* **WORK REQUEST**
A verbatim copy of every entry is required.

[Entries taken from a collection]
==========

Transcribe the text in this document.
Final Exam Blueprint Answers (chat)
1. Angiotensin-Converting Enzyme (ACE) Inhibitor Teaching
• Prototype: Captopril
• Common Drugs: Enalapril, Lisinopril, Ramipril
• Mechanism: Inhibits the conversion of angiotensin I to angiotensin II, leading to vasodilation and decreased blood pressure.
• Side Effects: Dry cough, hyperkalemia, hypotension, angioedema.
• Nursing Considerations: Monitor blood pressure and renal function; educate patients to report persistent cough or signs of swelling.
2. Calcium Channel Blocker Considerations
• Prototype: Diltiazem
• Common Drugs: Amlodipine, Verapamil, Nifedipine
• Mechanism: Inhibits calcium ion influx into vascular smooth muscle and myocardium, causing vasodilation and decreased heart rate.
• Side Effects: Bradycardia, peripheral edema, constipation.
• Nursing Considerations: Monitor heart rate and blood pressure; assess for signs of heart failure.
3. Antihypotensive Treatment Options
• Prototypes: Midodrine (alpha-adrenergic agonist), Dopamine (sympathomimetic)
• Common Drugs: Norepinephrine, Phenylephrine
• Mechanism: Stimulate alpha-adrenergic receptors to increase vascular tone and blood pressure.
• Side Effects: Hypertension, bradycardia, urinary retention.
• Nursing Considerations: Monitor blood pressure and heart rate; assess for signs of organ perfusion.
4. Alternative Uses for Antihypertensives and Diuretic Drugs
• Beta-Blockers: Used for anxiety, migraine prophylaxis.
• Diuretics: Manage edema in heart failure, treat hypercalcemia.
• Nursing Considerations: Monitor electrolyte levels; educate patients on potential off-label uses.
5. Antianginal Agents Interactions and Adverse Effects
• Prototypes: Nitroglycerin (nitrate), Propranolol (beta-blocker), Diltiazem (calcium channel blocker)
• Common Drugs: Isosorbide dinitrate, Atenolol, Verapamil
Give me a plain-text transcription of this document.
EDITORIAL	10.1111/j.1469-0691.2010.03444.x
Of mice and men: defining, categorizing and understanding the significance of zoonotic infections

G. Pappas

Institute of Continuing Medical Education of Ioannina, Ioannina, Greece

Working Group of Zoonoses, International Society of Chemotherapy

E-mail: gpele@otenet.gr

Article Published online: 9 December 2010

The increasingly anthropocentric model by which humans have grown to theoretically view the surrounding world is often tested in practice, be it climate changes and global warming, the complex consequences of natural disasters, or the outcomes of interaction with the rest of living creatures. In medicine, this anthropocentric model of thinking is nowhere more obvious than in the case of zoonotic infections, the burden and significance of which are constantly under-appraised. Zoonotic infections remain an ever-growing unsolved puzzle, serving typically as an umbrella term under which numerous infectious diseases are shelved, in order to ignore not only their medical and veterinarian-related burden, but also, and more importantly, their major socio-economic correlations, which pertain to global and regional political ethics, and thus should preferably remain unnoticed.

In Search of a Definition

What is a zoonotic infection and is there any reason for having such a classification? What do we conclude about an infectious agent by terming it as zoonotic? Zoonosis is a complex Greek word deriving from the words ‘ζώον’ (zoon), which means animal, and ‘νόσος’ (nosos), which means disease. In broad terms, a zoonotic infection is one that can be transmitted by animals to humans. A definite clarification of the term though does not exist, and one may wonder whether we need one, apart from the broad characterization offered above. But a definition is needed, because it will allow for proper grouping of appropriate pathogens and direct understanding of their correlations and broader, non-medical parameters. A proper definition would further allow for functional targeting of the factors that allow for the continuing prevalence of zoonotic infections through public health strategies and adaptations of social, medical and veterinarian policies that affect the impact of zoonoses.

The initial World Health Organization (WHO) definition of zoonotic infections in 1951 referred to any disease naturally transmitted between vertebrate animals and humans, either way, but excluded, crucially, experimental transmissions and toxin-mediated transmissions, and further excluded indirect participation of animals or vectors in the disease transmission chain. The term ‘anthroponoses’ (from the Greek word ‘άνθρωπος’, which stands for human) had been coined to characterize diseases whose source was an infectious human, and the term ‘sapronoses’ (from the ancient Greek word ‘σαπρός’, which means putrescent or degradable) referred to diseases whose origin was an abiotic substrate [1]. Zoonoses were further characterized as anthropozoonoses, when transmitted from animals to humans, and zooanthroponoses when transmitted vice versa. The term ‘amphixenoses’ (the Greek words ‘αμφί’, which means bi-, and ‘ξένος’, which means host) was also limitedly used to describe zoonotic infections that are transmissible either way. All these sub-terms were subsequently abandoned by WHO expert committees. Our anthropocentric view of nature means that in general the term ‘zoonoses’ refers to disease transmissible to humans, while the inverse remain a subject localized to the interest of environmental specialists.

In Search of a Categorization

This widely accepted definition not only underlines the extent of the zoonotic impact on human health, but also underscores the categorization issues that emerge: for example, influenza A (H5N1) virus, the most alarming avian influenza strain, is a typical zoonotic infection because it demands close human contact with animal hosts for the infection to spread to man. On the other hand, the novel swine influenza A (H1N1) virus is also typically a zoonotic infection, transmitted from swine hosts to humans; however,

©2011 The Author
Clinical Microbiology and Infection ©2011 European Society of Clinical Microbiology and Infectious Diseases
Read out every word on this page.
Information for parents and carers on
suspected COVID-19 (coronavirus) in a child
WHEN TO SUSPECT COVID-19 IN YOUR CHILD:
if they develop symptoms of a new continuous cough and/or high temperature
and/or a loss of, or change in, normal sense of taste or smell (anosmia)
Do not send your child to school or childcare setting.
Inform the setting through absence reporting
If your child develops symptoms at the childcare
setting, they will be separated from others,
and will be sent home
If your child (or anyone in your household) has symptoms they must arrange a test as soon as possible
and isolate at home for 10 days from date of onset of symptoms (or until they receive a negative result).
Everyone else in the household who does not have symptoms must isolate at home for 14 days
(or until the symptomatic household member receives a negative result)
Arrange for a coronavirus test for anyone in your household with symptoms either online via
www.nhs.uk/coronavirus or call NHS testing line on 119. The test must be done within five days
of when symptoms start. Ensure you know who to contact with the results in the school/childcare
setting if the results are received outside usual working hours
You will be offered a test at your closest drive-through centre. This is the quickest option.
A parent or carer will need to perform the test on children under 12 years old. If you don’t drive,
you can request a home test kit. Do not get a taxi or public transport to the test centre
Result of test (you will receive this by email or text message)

==========

* **ANSWER TO THE EXERCISE**
Transcribe the text in this document.
Final Exam Blueprint Answers (chat)
1. Angiotensin-Converting Enzyme (ACE) Inhibitor Teaching
• Prototype: Captopril
• Common Drugs: Enalapril, Lisinopril, Ramipril
• Mechanism: Inhibits the conversion of angiotensin I to angiotensin II, leading to vasodilation and decreased blood pressure.
• Side Effects: Dry cough, hyperkalemia, hypotension, angioedema.
• Nursing Considerations: Monitor blood pressure and renal function; educate patients to report persistent cough or signs of swelling.
2. Calcium Channel Blocker Considerations
• Prototype: Diltiazem
• Common Drugs: Amlodipine, Verapamil, Nifedipine
• Mechanism: Inhibits calcium ion influx into vascular smooth muscle and myocardium, causing vasodilation and decreased heart rate.
• Side Effects: Bradycardia, peripheral edema, constipation.
• Nursing Considerations: Monitor heart rate and blood pressure; assess for signs of heart failure.
3. Antihypotensive Treatment Options
• Prototypes: Midodrine (alpha-adrenergic agonist), Dopamine (sympathomimetic)
• Common Drugs: Norepinephrine, Phenylephrine
• Mechanism: Stimulate alpha-adrenergic receptors to increase vascular tone and blood pressure.
• Side Effects: Hypertension, bradycardia, urinary retention.
• Nursing Considerations: Monitor blood pressure and heart rate; assess for signs of organ perfusion.
4. Alternative Uses for Antihypertensives and Diuretic Drugs
• Beta-Blockers: Used for anxiety, migraine prophylaxis.
• Diuretics: Manage edema in heart failure, treat hypercalcemia.
• Nursing Considerations: Monitor electrolyte levels; educate patients on potential off-label uses.
5. Antianginal Agents Interactions and Adverse Effects
• Prototypes: Nitroglycerin (nitrate), Propranolol (beta-blocker), Diltiazem (calcium channel blocker)
• Common Drugs: Isosorbide dinitrate, Atenolol, Verapamil
Give me a plain-text transcription of this document.
EDITORIAL	10.1111/j.1469-0691.2010.03444.x
Of mice and men: defining, categorizing and understanding the significance of zoonotic infections

G. Pappas

Institute of Continuing Medical Education of Ioannina, Ioannina, Greece

Working Group of Zoonoses, International Society of Chemotherapy

E-mail: gpele@otenet.gr

Article Published online: 9 December 2010

The increasingly anthropocentric model by which humans have grown to theoretically view the surrounding world is often tested in practice, be it climate changes and global warming, the complex consequences of natural disasters, or the outcomes of interaction with the rest of living creatures. In medicine, this anthropocentric model of thinking is nowhere more obvious than in the case of zoonotic infections, the burden and significance of which are constantly under-appraised. Zoonotic infections remain an ever-growing unsolved puzzle, serving typically as an umbrella term under which numerous infectious diseases are shelved, in order to ignore not only their medical and veterinarian-related burden, but also, and more importantly, their major socio-economic correlations, which pertain to global and regional political ethics, and thus should preferably remain unnoticed.

In Search of a Definition

What is a zoonotic infection and is there any reason for having such a classification? What do we conclude about an infectious agent by terming it as zoonotic? Zoonosis is a complex Greek word deriving from the words ‘ζώον’ (zoon), which means animal, and ‘νόσος’ (nosos), which means disease. In broad terms, a zoonotic infection is one that can be transmitted by animals to humans. A definite clarification of the term though does not exist, and one may wonder whether we need one, apart from the broad characterization offered above. But a definition is needed, because it will allow for proper grouping of appropriate pathogens and direct understanding of their correlations and broader, non-medical parameters. A proper definition would further allow for functional targeting of the factors that allow for the continuing prevalence of zoonotic infections through public health strategies and adaptations of social, medical and veterinarian policies that affect the impact of zoonoses.

The initial World Health Organization (WHO) definition of zoonotic infections in 1951 referred to any disease naturally transmitted between vertebrate animals and humans, either way, but excluded, crucially, experimental transmissions and toxin-mediated transmissions, and further excluded indirect participation of animals or vectors in the disease transmission chain. The term ‘anthroponoses’ (from the Greek word ‘άνθρωπος’, which stands for human) had been coined to characterize diseases whose source was an infectious human, and the term ‘sapronoses’ (from the ancient Greek word ‘σαπρός’, which means putrescent or degradable) referred to diseases whose origin was an abiotic substrate [1]. Zoonoses were further characterized as anthropozoonoses, when transmitted from animals to humans, and zooanthroponoses when transmitted vice versa. The term ‘amphixenoses’ (the Greek words ‘αμφί’, which means bi-, and ‘ξένος’, which means host) was also limitedly used to describe zoonotic infections that are transmissible either way. All these sub-terms were subsequently abandoned by WHO expert committees. Our anthropocentric view of nature means that in general the term ‘zoonoses’ refers to disease transmissible to humans, while the inverse remain a subject localized to the interest of environmental specialists.

In Search of a Categorization

This widely accepted definition not only underlines the extent of the zoonotic impact on human health, but also underscores the categorization issues that emerge: for example, influenza A (H5N1) virus, the most alarming avian influenza strain, is a typical zoonotic infection because it demands close human contact with animal hosts for the infection to spread to man. On the other hand, the novel swine influenza A (H1N1) virus is also typically a zoonotic infection, transmitted from swine hosts to humans; however,

©2011 The Author
Clinical Microbiology and Infection ©2011 European Society of Clinical Microbiology and Infectious Diseases
Read out every word on this page.
Information for parents and carers on
suspected COVID-19 (coronavirus) in a child
WHEN TO SUSPECT COVID-19 IN YOUR CHILD:
if they develop symptoms of a new continuous cough and/or high temperature
and/or a loss of, or change in, normal sense of taste or smell (anosmia)
Do not send your child to school or childcare setting.
Inform the setting through absence reporting
If your child develops symptoms at the childcare
setting, they will be separated from others,
and will be sent home
If your child (or anyone in your household) has symptoms they must arrange a test as soon as possible
and isolate at home for 10 days from date of onset of symptoms (or until they receive a negative result).
Everyone else in the household who does not have symptoms must isolate at home for 14 days
(or until the symptomatic household member receives a negative result)
Arrange for a coronavirus test for anyone in your household with symptoms either online via
www.nhs.uk/coronavirus or call NHS testing line on 119. The test must be done within five days
of when symptoms start. Ensure you know who to contact with the results in the school/childcare
setting if the results are received outside usual working hours
You will be offered a test at your closest drive-through centre. This is the quickest option.
A parent or carer will need to perform the test on children under 12 years old. If you don’t drive,
you can request a home test kit. Do not get a taxi or public transport to the test centre
Result of test (you will receive this by email or text message)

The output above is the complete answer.